• [Directions for this task]: Look through the listing for the word "support". Copy each line that has it.

— BEGIN Rows —

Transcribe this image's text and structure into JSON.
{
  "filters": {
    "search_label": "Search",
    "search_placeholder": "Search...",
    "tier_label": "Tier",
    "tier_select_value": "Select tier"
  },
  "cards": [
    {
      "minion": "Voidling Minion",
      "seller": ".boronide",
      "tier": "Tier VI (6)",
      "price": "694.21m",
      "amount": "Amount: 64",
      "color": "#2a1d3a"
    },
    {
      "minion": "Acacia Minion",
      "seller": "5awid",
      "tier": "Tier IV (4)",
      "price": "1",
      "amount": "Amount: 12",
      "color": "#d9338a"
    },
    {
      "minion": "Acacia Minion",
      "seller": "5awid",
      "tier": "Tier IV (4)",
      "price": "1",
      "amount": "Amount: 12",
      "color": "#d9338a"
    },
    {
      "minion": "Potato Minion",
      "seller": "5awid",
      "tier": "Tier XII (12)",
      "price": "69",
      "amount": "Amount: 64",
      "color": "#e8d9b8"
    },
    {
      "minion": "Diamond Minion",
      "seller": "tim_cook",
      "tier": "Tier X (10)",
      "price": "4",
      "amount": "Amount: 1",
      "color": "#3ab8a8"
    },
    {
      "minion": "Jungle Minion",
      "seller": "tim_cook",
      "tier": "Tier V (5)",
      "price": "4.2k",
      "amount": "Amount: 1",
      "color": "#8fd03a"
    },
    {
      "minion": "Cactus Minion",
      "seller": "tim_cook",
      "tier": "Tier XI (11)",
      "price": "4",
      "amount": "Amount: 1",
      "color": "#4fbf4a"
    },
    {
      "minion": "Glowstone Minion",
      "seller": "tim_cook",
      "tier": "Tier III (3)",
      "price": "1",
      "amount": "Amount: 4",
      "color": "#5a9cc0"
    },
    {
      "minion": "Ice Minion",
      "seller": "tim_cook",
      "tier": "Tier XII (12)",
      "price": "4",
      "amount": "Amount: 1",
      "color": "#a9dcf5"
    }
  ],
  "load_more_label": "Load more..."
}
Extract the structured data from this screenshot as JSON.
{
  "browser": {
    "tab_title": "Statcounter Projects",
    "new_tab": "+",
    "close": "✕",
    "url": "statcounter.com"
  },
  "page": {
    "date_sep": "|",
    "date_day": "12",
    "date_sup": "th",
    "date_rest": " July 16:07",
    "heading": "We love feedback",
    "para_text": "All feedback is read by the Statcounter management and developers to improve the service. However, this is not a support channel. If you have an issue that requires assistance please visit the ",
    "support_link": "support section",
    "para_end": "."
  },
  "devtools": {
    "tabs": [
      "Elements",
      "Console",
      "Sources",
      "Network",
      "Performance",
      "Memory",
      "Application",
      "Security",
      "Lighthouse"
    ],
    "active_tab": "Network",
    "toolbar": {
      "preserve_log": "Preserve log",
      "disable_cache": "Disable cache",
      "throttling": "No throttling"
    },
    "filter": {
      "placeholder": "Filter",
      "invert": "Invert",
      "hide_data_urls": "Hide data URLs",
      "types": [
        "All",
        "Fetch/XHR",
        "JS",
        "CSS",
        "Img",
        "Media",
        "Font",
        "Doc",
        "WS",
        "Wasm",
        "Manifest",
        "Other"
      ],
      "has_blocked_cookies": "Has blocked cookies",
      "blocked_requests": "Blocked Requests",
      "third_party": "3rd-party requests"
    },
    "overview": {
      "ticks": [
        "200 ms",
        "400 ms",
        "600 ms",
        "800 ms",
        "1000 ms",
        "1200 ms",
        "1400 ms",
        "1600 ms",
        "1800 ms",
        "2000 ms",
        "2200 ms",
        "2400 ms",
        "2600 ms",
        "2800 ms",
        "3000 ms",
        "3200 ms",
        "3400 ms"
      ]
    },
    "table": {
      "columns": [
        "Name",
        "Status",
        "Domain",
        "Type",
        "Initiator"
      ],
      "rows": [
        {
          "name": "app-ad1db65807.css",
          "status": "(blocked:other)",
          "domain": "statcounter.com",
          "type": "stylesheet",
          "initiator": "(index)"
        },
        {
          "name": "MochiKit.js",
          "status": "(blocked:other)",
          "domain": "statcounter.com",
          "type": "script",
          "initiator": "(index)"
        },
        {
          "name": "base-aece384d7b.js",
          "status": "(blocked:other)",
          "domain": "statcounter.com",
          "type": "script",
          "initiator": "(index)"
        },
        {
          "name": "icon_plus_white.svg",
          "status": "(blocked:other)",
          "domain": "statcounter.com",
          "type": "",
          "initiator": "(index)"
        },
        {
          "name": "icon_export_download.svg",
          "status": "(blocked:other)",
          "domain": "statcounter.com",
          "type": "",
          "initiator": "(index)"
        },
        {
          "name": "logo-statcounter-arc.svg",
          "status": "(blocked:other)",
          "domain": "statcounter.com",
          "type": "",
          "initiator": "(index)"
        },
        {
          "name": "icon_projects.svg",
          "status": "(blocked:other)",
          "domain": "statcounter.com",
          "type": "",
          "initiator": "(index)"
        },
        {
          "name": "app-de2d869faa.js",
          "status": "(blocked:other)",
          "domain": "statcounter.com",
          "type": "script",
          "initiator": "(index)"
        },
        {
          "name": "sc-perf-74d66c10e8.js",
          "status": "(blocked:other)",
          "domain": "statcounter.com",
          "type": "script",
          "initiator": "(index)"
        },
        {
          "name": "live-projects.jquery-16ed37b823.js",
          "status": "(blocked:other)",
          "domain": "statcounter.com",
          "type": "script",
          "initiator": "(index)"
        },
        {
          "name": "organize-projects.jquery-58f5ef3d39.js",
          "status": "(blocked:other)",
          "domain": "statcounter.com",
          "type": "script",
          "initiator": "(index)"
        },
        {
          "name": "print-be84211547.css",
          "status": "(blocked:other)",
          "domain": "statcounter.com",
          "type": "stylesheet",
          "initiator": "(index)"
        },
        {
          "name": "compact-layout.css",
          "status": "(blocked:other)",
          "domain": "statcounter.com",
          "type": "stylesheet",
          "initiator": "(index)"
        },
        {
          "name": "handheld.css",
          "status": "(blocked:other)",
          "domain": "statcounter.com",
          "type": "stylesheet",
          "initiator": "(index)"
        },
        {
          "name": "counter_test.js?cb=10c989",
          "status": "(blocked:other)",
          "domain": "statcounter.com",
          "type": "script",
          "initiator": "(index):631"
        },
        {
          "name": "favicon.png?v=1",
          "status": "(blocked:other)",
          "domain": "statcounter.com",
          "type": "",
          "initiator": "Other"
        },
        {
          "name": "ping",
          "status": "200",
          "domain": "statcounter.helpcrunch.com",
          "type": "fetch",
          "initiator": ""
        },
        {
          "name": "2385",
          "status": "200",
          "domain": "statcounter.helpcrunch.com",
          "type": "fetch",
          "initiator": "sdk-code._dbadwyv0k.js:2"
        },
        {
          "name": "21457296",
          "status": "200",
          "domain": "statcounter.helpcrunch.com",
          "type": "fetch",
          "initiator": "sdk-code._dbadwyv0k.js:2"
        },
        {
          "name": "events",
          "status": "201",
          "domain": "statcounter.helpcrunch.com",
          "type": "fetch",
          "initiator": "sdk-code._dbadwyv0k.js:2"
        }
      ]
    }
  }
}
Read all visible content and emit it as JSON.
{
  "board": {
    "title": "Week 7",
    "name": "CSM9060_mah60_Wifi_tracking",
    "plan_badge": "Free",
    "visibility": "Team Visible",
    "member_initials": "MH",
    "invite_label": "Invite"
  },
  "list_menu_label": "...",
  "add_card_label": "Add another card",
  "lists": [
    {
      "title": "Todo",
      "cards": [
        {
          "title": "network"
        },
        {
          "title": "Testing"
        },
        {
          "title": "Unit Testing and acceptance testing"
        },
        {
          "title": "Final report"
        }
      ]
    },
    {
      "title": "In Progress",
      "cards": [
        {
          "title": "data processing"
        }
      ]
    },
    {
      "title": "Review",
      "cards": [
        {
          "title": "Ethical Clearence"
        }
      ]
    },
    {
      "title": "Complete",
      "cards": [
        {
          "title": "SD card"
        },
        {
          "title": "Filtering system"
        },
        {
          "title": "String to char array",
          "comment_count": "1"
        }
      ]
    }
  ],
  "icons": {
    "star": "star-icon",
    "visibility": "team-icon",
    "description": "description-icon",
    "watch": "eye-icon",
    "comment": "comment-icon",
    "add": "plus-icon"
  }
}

— END Rows —

• [Answer to the task]:
    "para_text": "All feedback is read by the Statcounter management and developers to improve the service. However, this is not a support channel. If you have an issue that requires assistance please visit the ",
    "support_link": "support section",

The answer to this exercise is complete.